Problem statement: Transcribe all the entries word for word, but omit the images.

BEGIN Data for processing

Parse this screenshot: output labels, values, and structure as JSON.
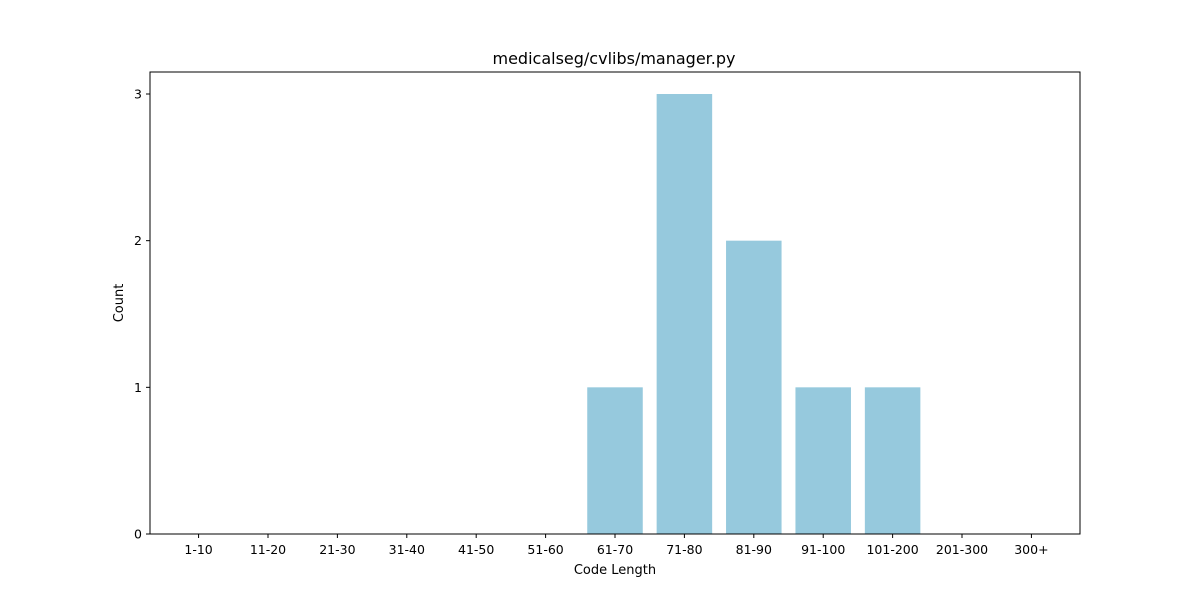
{
  "chart_data": {
    "type": "bar",
    "title": "medicalseg/cvlibs/manager.py",
    "xlabel": "Code Length",
    "ylabel": "Count",
    "categories": [
      "1-10",
      "11-20",
      "21-30",
      "31-40",
      "41-50",
      "51-60",
      "61-70",
      "71-80",
      "81-90",
      "91-100",
      "101-200",
      "201-300",
      "300+"
    ],
    "values": [
      0,
      0,
      0,
      0,
      0,
      0,
      1,
      3,
      2,
      1,
      1,
      0,
      0
    ],
    "yticks": [
      0,
      1,
      2,
      3
    ],
    "ylim": [
      0,
      3.15
    ],
    "bar_color": "#96c9dd",
    "grid": false,
    "legend": "none"
  }
}
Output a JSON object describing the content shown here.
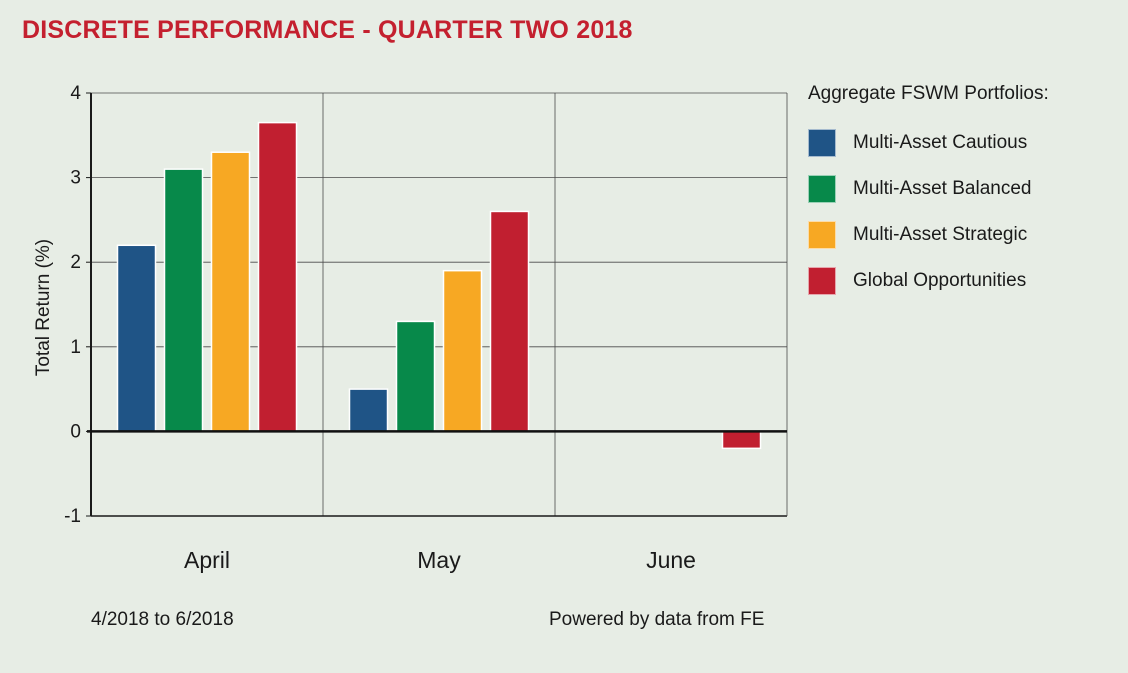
{
  "chart_data": {
    "type": "bar",
    "title": "DISCRETE PERFORMANCE - QUARTER TWO 2018",
    "ylabel": "Total Return (%)",
    "xlabel": "",
    "ylim": [
      -1,
      4
    ],
    "yticks": [
      "4",
      "3",
      "2",
      "1",
      "0",
      "-1"
    ],
    "categories": [
      "April",
      "May",
      "June"
    ],
    "legend_title": "Aggregate FSWM Portfolios:",
    "legend_position": "right",
    "grid": true,
    "series": [
      {
        "name": "Multi-Asset Cautious",
        "color": "#1f5486",
        "values": [
          2.2,
          0.5,
          null
        ]
      },
      {
        "name": "Multi-Asset Balanced",
        "color": "#07894a",
        "values": [
          3.1,
          1.3,
          null
        ]
      },
      {
        "name": "Multi-Asset Strategic",
        "color": "#f7a823",
        "values": [
          3.3,
          1.9,
          null
        ]
      },
      {
        "name": "Global Opportunities",
        "color": "#c11f30",
        "values": [
          3.65,
          2.6,
          -0.2
        ]
      }
    ]
  },
  "footer": {
    "date_range": "4/2018 to 6/2018",
    "source": "Powered by data from FE"
  }
}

END Data for processing

Solution to this task:
Parse this screenshot: output labels, values, and structure as JSON.
{
  "chart_data": {
    "type": "bar",
    "title": "medicalseg/cvlibs/manager.py",
    "xlabel": "Code Length",
    "ylabel": "Count",
    "categories": [
      "1-10",
      "11-20",
      "21-30",
      "31-40",
      "41-50",
      "51-60",
      "61-70",
      "71-80",
      "81-90",
      "91-100",
      "101-200",
      "201-300",
      "300+"
    ],
    "values": [
      0,
      0,
      0,
      0,
      0,
      0,
      1,
      3,
      2,
      1,
      1,
      0,
      0
    ],
    "yticks": [
      0,
      1,
      2,
      3
    ],
    "ylim": [
      0,
      3.15
    ],
    "bar_color": "#96c9dd",
    "grid": false,
    "legend": "none"
  }
}
Output a JSON object describing the content shown here.
{
  "chart_data": {
    "type": "bar",
    "title": "DISCRETE PERFORMANCE - QUARTER TWO 2018",
    "ylabel": "Total Return (%)",
    "xlabel": "",
    "ylim": [
      -1,
      4
    ],
    "yticks": [
      "4",
      "3",
      "2",
      "1",
      "0",
      "-1"
    ],
    "categories": [
      "April",
      "May",
      "June"
    ],
    "legend_title": "Aggregate FSWM Portfolios:",
    "legend_position": "right",
    "grid": true,
    "series": [
      {
        "name": "Multi-Asset Cautious",
        "color": "#1f5486",
        "values": [
          2.2,
          0.5,
          null
        ]
      },
      {
        "name": "Multi-Asset Balanced",
        "color": "#07894a",
        "values": [
          3.1,
          1.3,
          null
        ]
      },
      {
        "name": "Multi-Asset Strategic",
        "color": "#f7a823",
        "values": [
          3.3,
          1.9,
          null
        ]
      },
      {
        "name": "Global Opportunities",
        "color": "#c11f30",
        "values": [
          3.65,
          2.6,
          -0.2
        ]
      }
    ]
  },
  "footer": {
    "date_range": "4/2018 to 6/2018",
    "source": "Powered by data from FE"
  }
}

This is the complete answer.